▶ _Exercise brief_:
Below are records to be output exactly, every one of them.

::: Data listing :::

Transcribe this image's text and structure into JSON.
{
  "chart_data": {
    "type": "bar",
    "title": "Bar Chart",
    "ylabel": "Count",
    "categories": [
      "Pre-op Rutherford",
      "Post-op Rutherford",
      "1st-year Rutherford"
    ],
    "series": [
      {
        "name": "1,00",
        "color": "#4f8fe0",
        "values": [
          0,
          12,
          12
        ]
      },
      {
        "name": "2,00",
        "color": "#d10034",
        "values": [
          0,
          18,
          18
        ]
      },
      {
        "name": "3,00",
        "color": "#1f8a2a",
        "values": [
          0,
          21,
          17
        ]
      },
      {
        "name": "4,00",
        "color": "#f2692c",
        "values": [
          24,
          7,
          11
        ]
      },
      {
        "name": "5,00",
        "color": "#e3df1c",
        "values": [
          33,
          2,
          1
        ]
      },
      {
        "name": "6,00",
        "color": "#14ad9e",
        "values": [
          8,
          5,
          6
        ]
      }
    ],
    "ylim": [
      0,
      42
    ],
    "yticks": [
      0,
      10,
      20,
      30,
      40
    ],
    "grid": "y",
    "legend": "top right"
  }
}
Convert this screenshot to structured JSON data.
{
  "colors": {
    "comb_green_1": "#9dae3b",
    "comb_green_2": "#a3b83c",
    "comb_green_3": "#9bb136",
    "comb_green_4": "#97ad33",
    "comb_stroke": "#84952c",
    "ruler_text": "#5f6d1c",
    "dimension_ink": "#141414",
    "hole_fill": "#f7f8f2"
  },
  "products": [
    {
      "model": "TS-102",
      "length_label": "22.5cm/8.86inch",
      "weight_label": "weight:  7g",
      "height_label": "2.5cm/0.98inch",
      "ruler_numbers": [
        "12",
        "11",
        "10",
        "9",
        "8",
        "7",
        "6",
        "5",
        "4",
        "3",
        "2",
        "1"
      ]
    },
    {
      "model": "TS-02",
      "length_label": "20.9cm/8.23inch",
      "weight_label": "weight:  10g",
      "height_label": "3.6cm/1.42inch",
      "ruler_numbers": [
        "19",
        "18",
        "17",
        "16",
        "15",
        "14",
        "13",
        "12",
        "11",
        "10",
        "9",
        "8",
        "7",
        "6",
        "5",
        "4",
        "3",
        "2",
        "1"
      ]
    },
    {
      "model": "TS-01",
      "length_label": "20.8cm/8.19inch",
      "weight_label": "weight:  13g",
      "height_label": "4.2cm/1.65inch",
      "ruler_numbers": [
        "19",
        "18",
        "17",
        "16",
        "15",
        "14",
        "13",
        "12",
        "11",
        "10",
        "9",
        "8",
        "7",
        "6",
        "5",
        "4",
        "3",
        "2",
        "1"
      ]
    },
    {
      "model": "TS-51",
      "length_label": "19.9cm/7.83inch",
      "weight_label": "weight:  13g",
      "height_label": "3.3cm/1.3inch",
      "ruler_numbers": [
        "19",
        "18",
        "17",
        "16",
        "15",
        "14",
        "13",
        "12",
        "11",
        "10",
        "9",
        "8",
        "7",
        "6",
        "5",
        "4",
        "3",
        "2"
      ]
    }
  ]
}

:::

▶ _Written answer_:
Transcribe this image's text and structure into JSON.
{
  "chart_data": {
    "type": "bar",
    "title": "Bar Chart",
    "ylabel": "Count",
    "categories": [
      "Pre-op Rutherford",
      "Post-op Rutherford",
      "1st-year Rutherford"
    ],
    "series": [
      {
        "name": "1,00",
        "color": "#4f8fe0",
        "values": [
          0,
          12,
          12
        ]
      },
      {
        "name": "2,00",
        "color": "#d10034",
        "values": [
          0,
          18,
          18
        ]
      },
      {
        "name": "3,00",
        "color": "#1f8a2a",
        "values": [
          0,
          21,
          17
        ]
      },
      {
        "name": "4,00",
        "color": "#f2692c",
        "values": [
          24,
          7,
          11
        ]
      },
      {
        "name": "5,00",
        "color": "#e3df1c",
        "values": [
          33,
          2,
          1
        ]
      },
      {
        "name": "6,00",
        "color": "#14ad9e",
        "values": [
          8,
          5,
          6
        ]
      }
    ],
    "ylim": [
      0,
      42
    ],
    "yticks": [
      0,
      10,
      20,
      30,
      40
    ],
    "grid": "y",
    "legend": "top right"
  }
}
Convert this screenshot to structured JSON data.
{
  "colors": {
    "comb_green_1": "#9dae3b",
    "comb_green_2": "#a3b83c",
    "comb_green_3": "#9bb136",
    "comb_green_4": "#97ad33",
    "comb_stroke": "#84952c",
    "ruler_text": "#5f6d1c",
    "dimension_ink": "#141414",
    "hole_fill": "#f7f8f2"
  },
  "products": [
    {
      "model": "TS-102",
      "length_label": "22.5cm/8.86inch",
      "weight_label": "weight:  7g",
      "height_label": "2.5cm/0.98inch",
      "ruler_numbers": [
        "12",
        "11",
        "10",
        "9",
        "8",
        "7",
        "6",
        "5",
        "4",
        "3",
        "2",
        "1"
      ]
    },
    {
      "model": "TS-02",
      "length_label": "20.9cm/8.23inch",
      "weight_label": "weight:  10g",
      "height_label": "3.6cm/1.42inch",
      "ruler_numbers": [
        "19",
        "18",
        "17",
        "16",
        "15",
        "14",
        "13",
        "12",
        "11",
        "10",
        "9",
        "8",
        "7",
        "6",
        "5",
        "4",
        "3",
        "2",
        "1"
      ]
    },
    {
      "model": "TS-01",
      "length_label": "20.8cm/8.19inch",
      "weight_label": "weight:  13g",
      "height_label": "4.2cm/1.65inch",
      "ruler_numbers": [
        "19",
        "18",
        "17",
        "16",
        "15",
        "14",
        "13",
        "12",
        "11",
        "10",
        "9",
        "8",
        "7",
        "6",
        "5",
        "4",
        "3",
        "2",
        "1"
      ]
    },
    {
      "model": "TS-51",
      "length_label": "19.9cm/7.83inch",
      "weight_label": "weight:  13g",
      "height_label": "3.3cm/1.3inch",
      "ruler_numbers": [
        "19",
        "18",
        "17",
        "16",
        "15",
        "14",
        "13",
        "12",
        "11",
        "10",
        "9",
        "8",
        "7",
        "6",
        "5",
        "4",
        "3",
        "2"
      ]
    }
  ]
}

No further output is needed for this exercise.